- [Dataset records on visual material]:

▬▬▬▬▬▬

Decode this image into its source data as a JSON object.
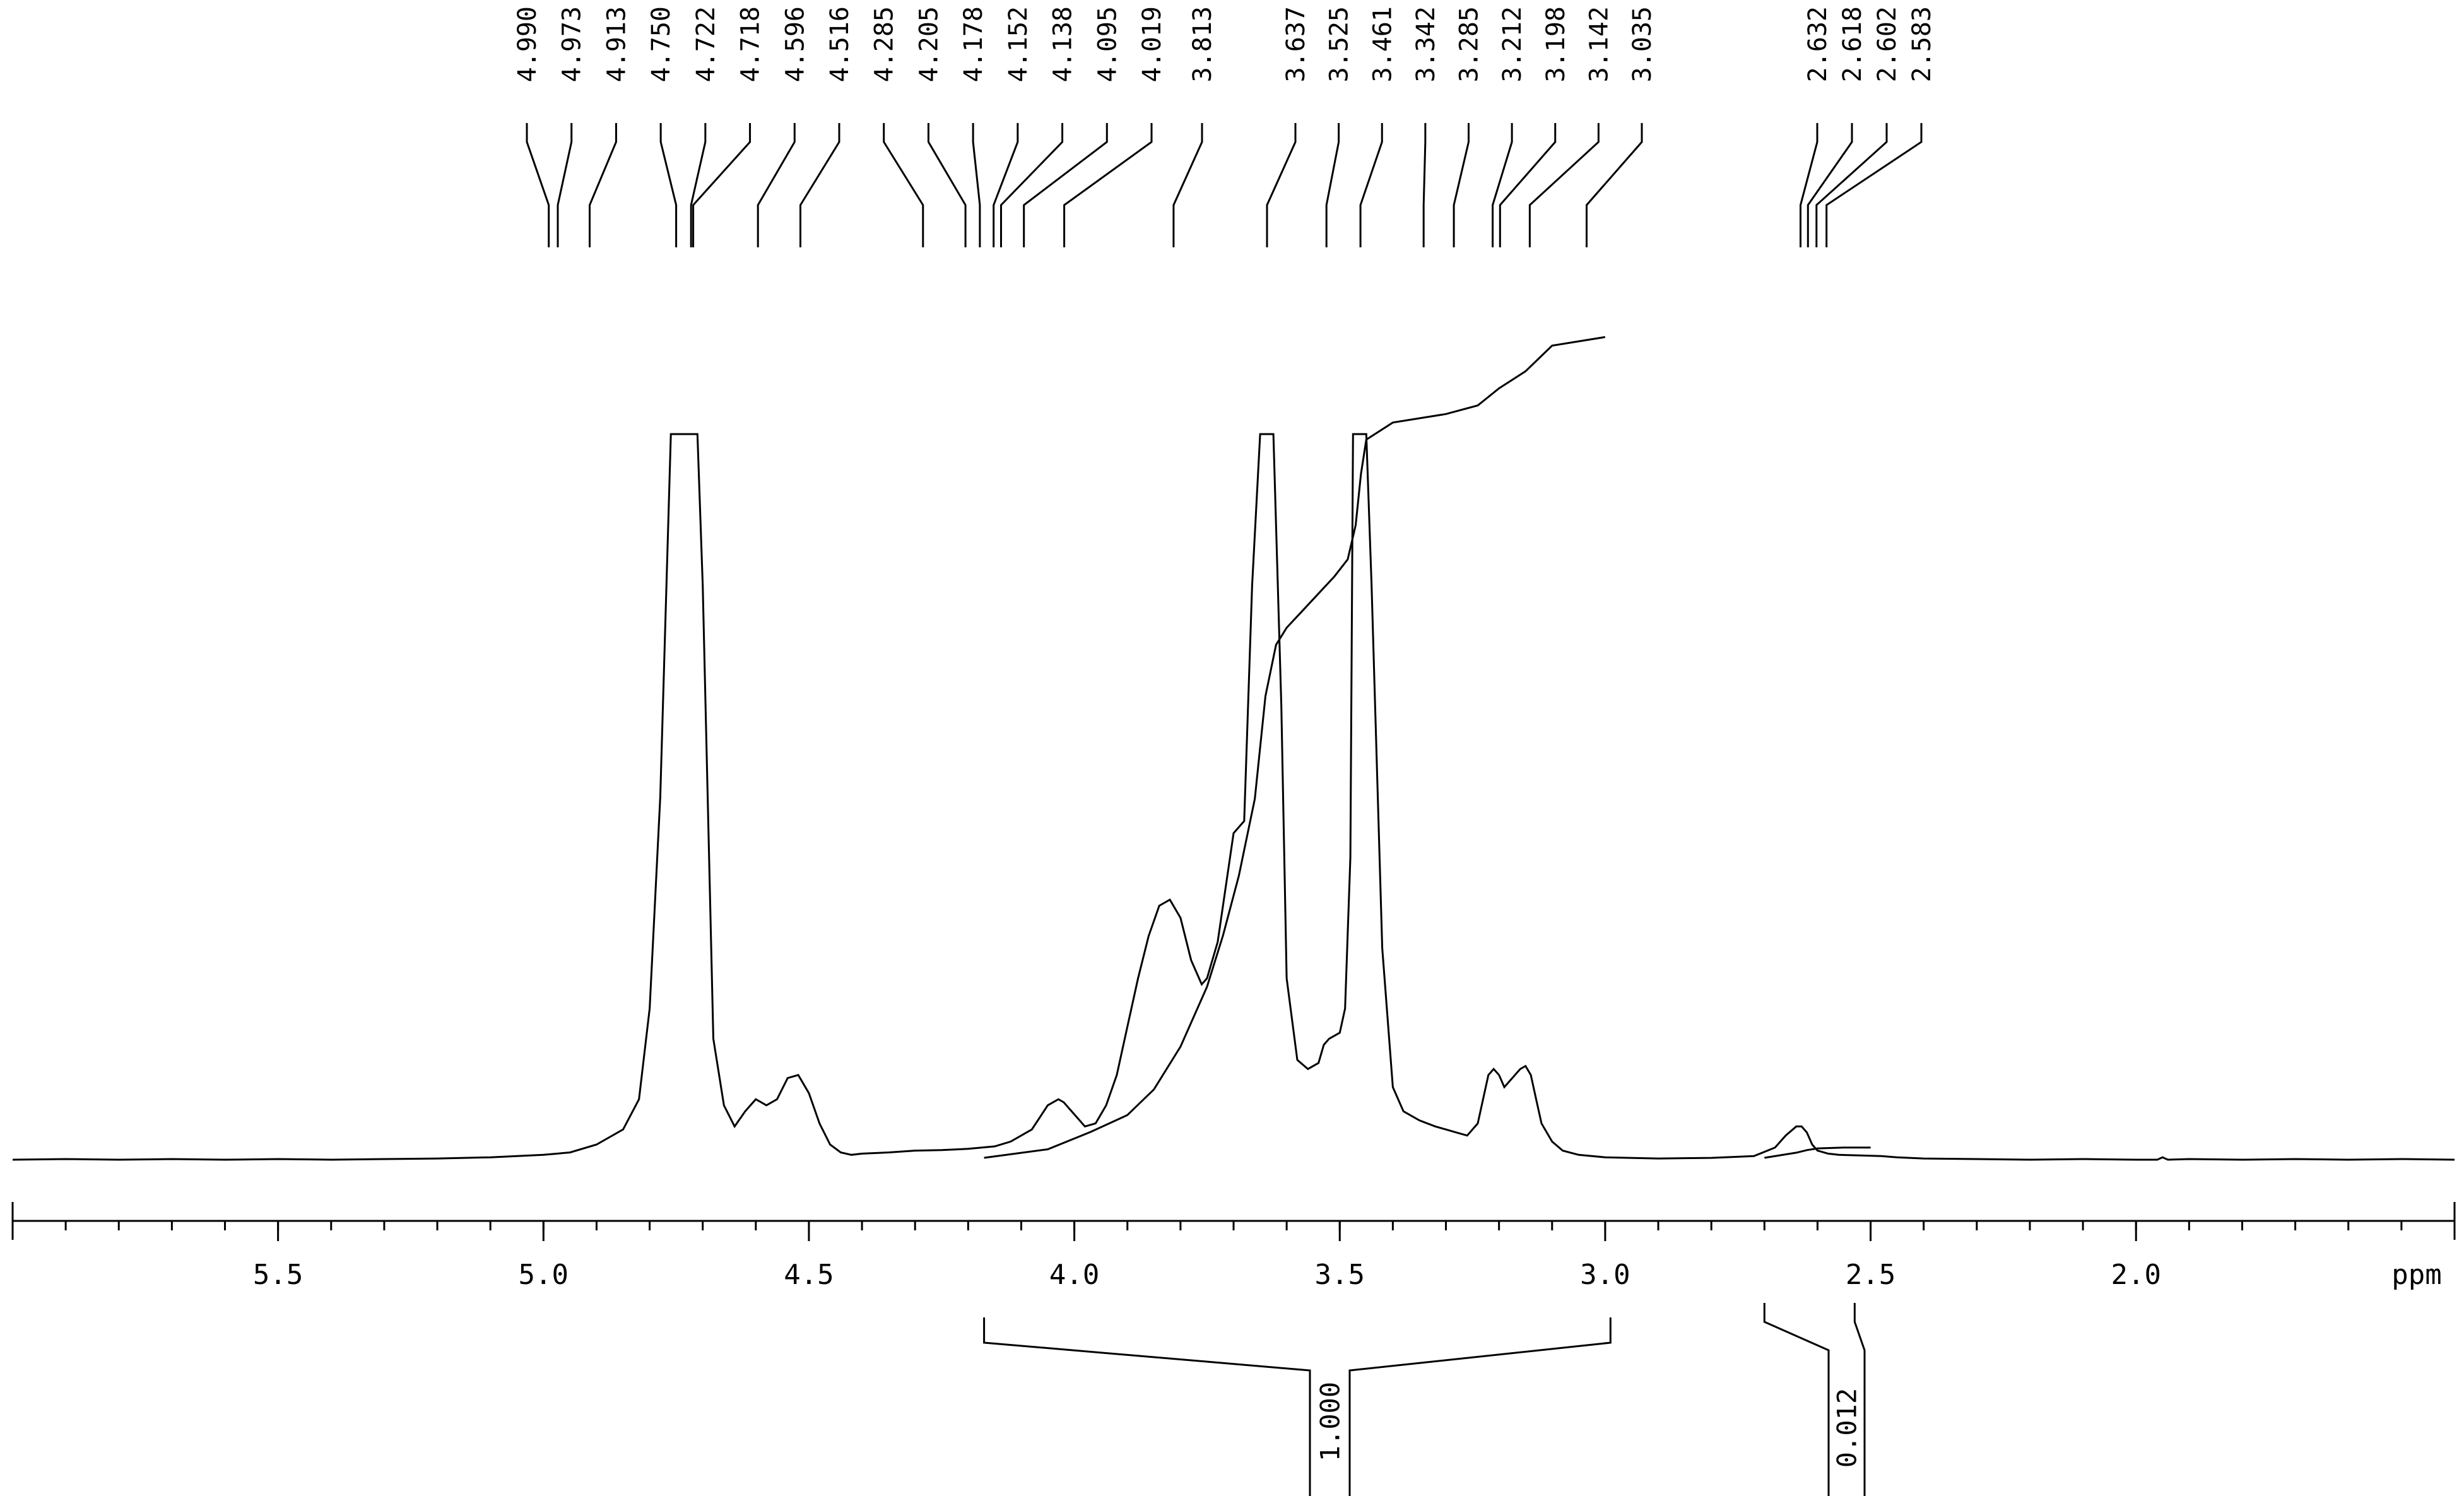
{
  "chart_data": {
    "type": "line",
    "title": "",
    "xlabel": "ppm",
    "ylabel": "",
    "xlim": [
      6.0,
      1.4
    ],
    "x_reversed": true,
    "grid": false,
    "x_ticks": [
      5.5,
      5.0,
      4.5,
      4.0,
      3.5,
      3.0,
      2.5,
      2.0
    ],
    "x_tick_labels": [
      "5.5",
      "5.0",
      "4.5",
      "4.0",
      "3.5",
      "3.0",
      "2.5",
      "2.0"
    ],
    "peak_labels": [
      {
        "ppm": 4.99,
        "text": "4.990"
      },
      {
        "ppm": 4.973,
        "text": "4.973"
      },
      {
        "ppm": 4.913,
        "text": "4.913"
      },
      {
        "ppm": 4.75,
        "text": "4.750"
      },
      {
        "ppm": 4.722,
        "text": "4.722"
      },
      {
        "ppm": 4.718,
        "text": "4.718"
      },
      {
        "ppm": 4.596,
        "text": "4.596"
      },
      {
        "ppm": 4.516,
        "text": "4.516"
      },
      {
        "ppm": 4.285,
        "text": "4.285"
      },
      {
        "ppm": 4.205,
        "text": "4.205"
      },
      {
        "ppm": 4.178,
        "text": "4.178"
      },
      {
        "ppm": 4.152,
        "text": "4.152"
      },
      {
        "ppm": 4.138,
        "text": "4.138"
      },
      {
        "ppm": 4.095,
        "text": "4.095"
      },
      {
        "ppm": 4.019,
        "text": "4.019"
      },
      {
        "ppm": 3.813,
        "text": "3.813"
      },
      {
        "ppm": 3.637,
        "text": "3.637"
      },
      {
        "ppm": 3.525,
        "text": "3.525"
      },
      {
        "ppm": 3.461,
        "text": "3.461"
      },
      {
        "ppm": 3.342,
        "text": "3.342"
      },
      {
        "ppm": 3.285,
        "text": "3.285"
      },
      {
        "ppm": 3.212,
        "text": "3.212"
      },
      {
        "ppm": 3.198,
        "text": "3.198"
      },
      {
        "ppm": 3.142,
        "text": "3.142"
      },
      {
        "ppm": 3.035,
        "text": "3.035"
      },
      {
        "ppm": 2.632,
        "text": "2.632"
      },
      {
        "ppm": 2.618,
        "text": "2.618"
      },
      {
        "ppm": 2.602,
        "text": "2.602"
      },
      {
        "ppm": 2.583,
        "text": "2.583"
      }
    ],
    "integrals": [
      {
        "from": 4.17,
        "to": 2.99,
        "value": "1.000"
      },
      {
        "from": 2.7,
        "to": 2.53,
        "value": "0.012"
      }
    ],
    "spectrum": {
      "x": [
        6.0,
        5.9,
        5.8,
        5.7,
        5.6,
        5.5,
        5.4,
        5.3,
        5.2,
        5.1,
        5.0,
        4.95,
        4.9,
        4.85,
        4.82,
        4.8,
        4.78,
        4.765,
        4.76,
        4.755,
        4.75,
        4.73,
        4.72,
        4.715,
        4.71,
        4.7,
        4.68,
        4.66,
        4.64,
        4.62,
        4.6,
        4.58,
        4.56,
        4.54,
        4.52,
        4.5,
        4.48,
        4.46,
        4.44,
        4.42,
        4.4,
        4.35,
        4.3,
        4.25,
        4.2,
        4.15,
        4.12,
        4.08,
        4.05,
        4.03,
        4.02,
        4.0,
        3.98,
        3.96,
        3.94,
        3.92,
        3.9,
        3.88,
        3.86,
        3.84,
        3.82,
        3.8,
        3.78,
        3.76,
        3.75,
        3.73,
        3.7,
        3.68,
        3.665,
        3.65,
        3.64,
        3.635,
        3.625,
        3.61,
        3.6,
        3.58,
        3.56,
        3.54,
        3.53,
        3.52,
        3.5,
        3.49,
        3.48,
        3.475,
        3.465,
        3.46,
        3.455,
        3.45,
        3.44,
        3.42,
        3.4,
        3.38,
        3.35,
        3.32,
        3.3,
        3.28,
        3.26,
        3.24,
        3.22,
        3.21,
        3.2,
        3.19,
        3.18,
        3.16,
        3.15,
        3.14,
        3.13,
        3.12,
        3.1,
        3.08,
        3.05,
        3.0,
        2.9,
        2.8,
        2.72,
        2.68,
        2.66,
        2.64,
        2.63,
        2.62,
        2.61,
        2.6,
        2.58,
        2.56,
        2.52,
        2.48,
        2.45,
        2.4,
        2.3,
        2.2,
        2.1,
        2.0,
        1.96,
        1.95,
        1.94,
        1.9,
        1.8,
        1.7,
        1.6,
        1.5,
        1.4
      ],
      "y": [
        0.0,
        0.001,
        0.0,
        0.001,
        0.0,
        0.001,
        0.0,
        0.001,
        0.002,
        0.004,
        0.008,
        0.012,
        0.025,
        0.05,
        0.1,
        0.25,
        0.6,
        1.05,
        1.2,
        1.2,
        1.2,
        1.2,
        1.2,
        1.2,
        1.2,
        0.95,
        0.2,
        0.09,
        0.055,
        0.08,
        0.1,
        0.09,
        0.1,
        0.135,
        0.14,
        0.11,
        0.06,
        0.025,
        0.012,
        0.008,
        0.01,
        0.012,
        0.015,
        0.016,
        0.018,
        0.022,
        0.03,
        0.05,
        0.09,
        0.1,
        0.095,
        0.075,
        0.055,
        0.06,
        0.09,
        0.14,
        0.22,
        0.3,
        0.37,
        0.42,
        0.43,
        0.4,
        0.33,
        0.29,
        0.3,
        0.36,
        0.54,
        0.56,
        0.95,
        1.2,
        1.2,
        1.2,
        1.2,
        0.75,
        0.3,
        0.165,
        0.15,
        0.16,
        0.19,
        0.2,
        0.21,
        0.25,
        0.5,
        1.2,
        1.2,
        1.2,
        1.2,
        1.2,
        0.95,
        0.35,
        0.12,
        0.08,
        0.065,
        0.055,
        0.05,
        0.045,
        0.04,
        0.06,
        0.14,
        0.15,
        0.14,
        0.12,
        0.13,
        0.15,
        0.155,
        0.14,
        0.1,
        0.06,
        0.03,
        0.015,
        0.008,
        0.004,
        0.002,
        0.003,
        0.006,
        0.02,
        0.04,
        0.055,
        0.055,
        0.045,
        0.025,
        0.015,
        0.01,
        0.008,
        0.007,
        0.006,
        0.004,
        0.002,
        0.001,
        0.0,
        0.001,
        0.0,
        0.0,
        0.004,
        0.0,
        0.001,
        0.0,
        0.001,
        0.0,
        0.001,
        0.0
      ]
    },
    "integral_curve": {
      "x": [
        4.17,
        4.05,
        3.97,
        3.9,
        3.85,
        3.8,
        3.75,
        3.72,
        3.69,
        3.66,
        3.64,
        3.62,
        3.6,
        3.57,
        3.54,
        3.51,
        3.485,
        3.47,
        3.46,
        3.45,
        3.4,
        3.3,
        3.24,
        3.2,
        3.15,
        3.1,
        3.05,
        3.0
      ],
      "y": [
        0.0,
        0.01,
        0.03,
        0.05,
        0.08,
        0.13,
        0.2,
        0.26,
        0.33,
        0.42,
        0.54,
        0.6,
        0.62,
        0.64,
        0.66,
        0.68,
        0.7,
        0.74,
        0.8,
        0.84,
        0.86,
        0.87,
        0.88,
        0.9,
        0.92,
        0.95,
        0.955,
        0.96
      ]
    },
    "small_integral_curve": {
      "x": [
        2.7,
        2.64,
        2.62,
        2.6,
        2.55,
        2.5
      ],
      "y": [
        0.0,
        0.006,
        0.009,
        0.011,
        0.012,
        0.012
      ]
    }
  }
}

▬▬▬▬▬▬

- [TASK TO COMPLETE]:
Omit the images and transcribe all of the records above word for word.

- [TASK RESULT]:
Decode this image into its source data as a JSON object.
{
  "chart_data": {
    "type": "line",
    "title": "",
    "xlabel": "ppm",
    "ylabel": "",
    "xlim": [
      6.0,
      1.4
    ],
    "x_reversed": true,
    "grid": false,
    "x_ticks": [
      5.5,
      5.0,
      4.5,
      4.0,
      3.5,
      3.0,
      2.5,
      2.0
    ],
    "x_tick_labels": [
      "5.5",
      "5.0",
      "4.5",
      "4.0",
      "3.5",
      "3.0",
      "2.5",
      "2.0"
    ],
    "peak_labels": [
      {
        "ppm": 4.99,
        "text": "4.990"
      },
      {
        "ppm": 4.973,
        "text": "4.973"
      },
      {
        "ppm": 4.913,
        "text": "4.913"
      },
      {
        "ppm": 4.75,
        "text": "4.750"
      },
      {
        "ppm": 4.722,
        "text": "4.722"
      },
      {
        "ppm": 4.718,
        "text": "4.718"
      },
      {
        "ppm": 4.596,
        "text": "4.596"
      },
      {
        "ppm": 4.516,
        "text": "4.516"
      },
      {
        "ppm": 4.285,
        "text": "4.285"
      },
      {
        "ppm": 4.205,
        "text": "4.205"
      },
      {
        "ppm": 4.178,
        "text": "4.178"
      },
      {
        "ppm": 4.152,
        "text": "4.152"
      },
      {
        "ppm": 4.138,
        "text": "4.138"
      },
      {
        "ppm": 4.095,
        "text": "4.095"
      },
      {
        "ppm": 4.019,
        "text": "4.019"
      },
      {
        "ppm": 3.813,
        "text": "3.813"
      },
      {
        "ppm": 3.637,
        "text": "3.637"
      },
      {
        "ppm": 3.525,
        "text": "3.525"
      },
      {
        "ppm": 3.461,
        "text": "3.461"
      },
      {
        "ppm": 3.342,
        "text": "3.342"
      },
      {
        "ppm": 3.285,
        "text": "3.285"
      },
      {
        "ppm": 3.212,
        "text": "3.212"
      },
      {
        "ppm": 3.198,
        "text": "3.198"
      },
      {
        "ppm": 3.142,
        "text": "3.142"
      },
      {
        "ppm": 3.035,
        "text": "3.035"
      },
      {
        "ppm": 2.632,
        "text": "2.632"
      },
      {
        "ppm": 2.618,
        "text": "2.618"
      },
      {
        "ppm": 2.602,
        "text": "2.602"
      },
      {
        "ppm": 2.583,
        "text": "2.583"
      }
    ],
    "integrals": [
      {
        "from": 4.17,
        "to": 2.99,
        "value": "1.000"
      },
      {
        "from": 2.7,
        "to": 2.53,
        "value": "0.012"
      }
    ],
    "spectrum": {
      "x": [
        6.0,
        5.9,
        5.8,
        5.7,
        5.6,
        5.5,
        5.4,
        5.3,
        5.2,
        5.1,
        5.0,
        4.95,
        4.9,
        4.85,
        4.82,
        4.8,
        4.78,
        4.765,
        4.76,
        4.755,
        4.75,
        4.73,
        4.72,
        4.715,
        4.71,
        4.7,
        4.68,
        4.66,
        4.64,
        4.62,
        4.6,
        4.58,
        4.56,
        4.54,
        4.52,
        4.5,
        4.48,
        4.46,
        4.44,
        4.42,
        4.4,
        4.35,
        4.3,
        4.25,
        4.2,
        4.15,
        4.12,
        4.08,
        4.05,
        4.03,
        4.02,
        4.0,
        3.98,
        3.96,
        3.94,
        3.92,
        3.9,
        3.88,
        3.86,
        3.84,
        3.82,
        3.8,
        3.78,
        3.76,
        3.75,
        3.73,
        3.7,
        3.68,
        3.665,
        3.65,
        3.64,
        3.635,
        3.625,
        3.61,
        3.6,
        3.58,
        3.56,
        3.54,
        3.53,
        3.52,
        3.5,
        3.49,
        3.48,
        3.475,
        3.465,
        3.46,
        3.455,
        3.45,
        3.44,
        3.42,
        3.4,
        3.38,
        3.35,
        3.32,
        3.3,
        3.28,
        3.26,
        3.24,
        3.22,
        3.21,
        3.2,
        3.19,
        3.18,
        3.16,
        3.15,
        3.14,
        3.13,
        3.12,
        3.1,
        3.08,
        3.05,
        3.0,
        2.9,
        2.8,
        2.72,
        2.68,
        2.66,
        2.64,
        2.63,
        2.62,
        2.61,
        2.6,
        2.58,
        2.56,
        2.52,
        2.48,
        2.45,
        2.4,
        2.3,
        2.2,
        2.1,
        2.0,
        1.96,
        1.95,
        1.94,
        1.9,
        1.8,
        1.7,
        1.6,
        1.5,
        1.4
      ],
      "y": [
        0.0,
        0.001,
        0.0,
        0.001,
        0.0,
        0.001,
        0.0,
        0.001,
        0.002,
        0.004,
        0.008,
        0.012,
        0.025,
        0.05,
        0.1,
        0.25,
        0.6,
        1.05,
        1.2,
        1.2,
        1.2,
        1.2,
        1.2,
        1.2,
        1.2,
        0.95,
        0.2,
        0.09,
        0.055,
        0.08,
        0.1,
        0.09,
        0.1,
        0.135,
        0.14,
        0.11,
        0.06,
        0.025,
        0.012,
        0.008,
        0.01,
        0.012,
        0.015,
        0.016,
        0.018,
        0.022,
        0.03,
        0.05,
        0.09,
        0.1,
        0.095,
        0.075,
        0.055,
        0.06,
        0.09,
        0.14,
        0.22,
        0.3,
        0.37,
        0.42,
        0.43,
        0.4,
        0.33,
        0.29,
        0.3,
        0.36,
        0.54,
        0.56,
        0.95,
        1.2,
        1.2,
        1.2,
        1.2,
        0.75,
        0.3,
        0.165,
        0.15,
        0.16,
        0.19,
        0.2,
        0.21,
        0.25,
        0.5,
        1.2,
        1.2,
        1.2,
        1.2,
        1.2,
        0.95,
        0.35,
        0.12,
        0.08,
        0.065,
        0.055,
        0.05,
        0.045,
        0.04,
        0.06,
        0.14,
        0.15,
        0.14,
        0.12,
        0.13,
        0.15,
        0.155,
        0.14,
        0.1,
        0.06,
        0.03,
        0.015,
        0.008,
        0.004,
        0.002,
        0.003,
        0.006,
        0.02,
        0.04,
        0.055,
        0.055,
        0.045,
        0.025,
        0.015,
        0.01,
        0.008,
        0.007,
        0.006,
        0.004,
        0.002,
        0.001,
        0.0,
        0.001,
        0.0,
        0.0,
        0.004,
        0.0,
        0.001,
        0.0,
        0.001,
        0.0,
        0.001,
        0.0
      ]
    },
    "integral_curve": {
      "x": [
        4.17,
        4.05,
        3.97,
        3.9,
        3.85,
        3.8,
        3.75,
        3.72,
        3.69,
        3.66,
        3.64,
        3.62,
        3.6,
        3.57,
        3.54,
        3.51,
        3.485,
        3.47,
        3.46,
        3.45,
        3.4,
        3.3,
        3.24,
        3.2,
        3.15,
        3.1,
        3.05,
        3.0
      ],
      "y": [
        0.0,
        0.01,
        0.03,
        0.05,
        0.08,
        0.13,
        0.2,
        0.26,
        0.33,
        0.42,
        0.54,
        0.6,
        0.62,
        0.64,
        0.66,
        0.68,
        0.7,
        0.74,
        0.8,
        0.84,
        0.86,
        0.87,
        0.88,
        0.9,
        0.92,
        0.95,
        0.955,
        0.96
      ]
    },
    "small_integral_curve": {
      "x": [
        2.7,
        2.64,
        2.62,
        2.6,
        2.55,
        2.5
      ],
      "y": [
        0.0,
        0.006,
        0.009,
        0.011,
        0.012,
        0.012
      ]
    }
  }
}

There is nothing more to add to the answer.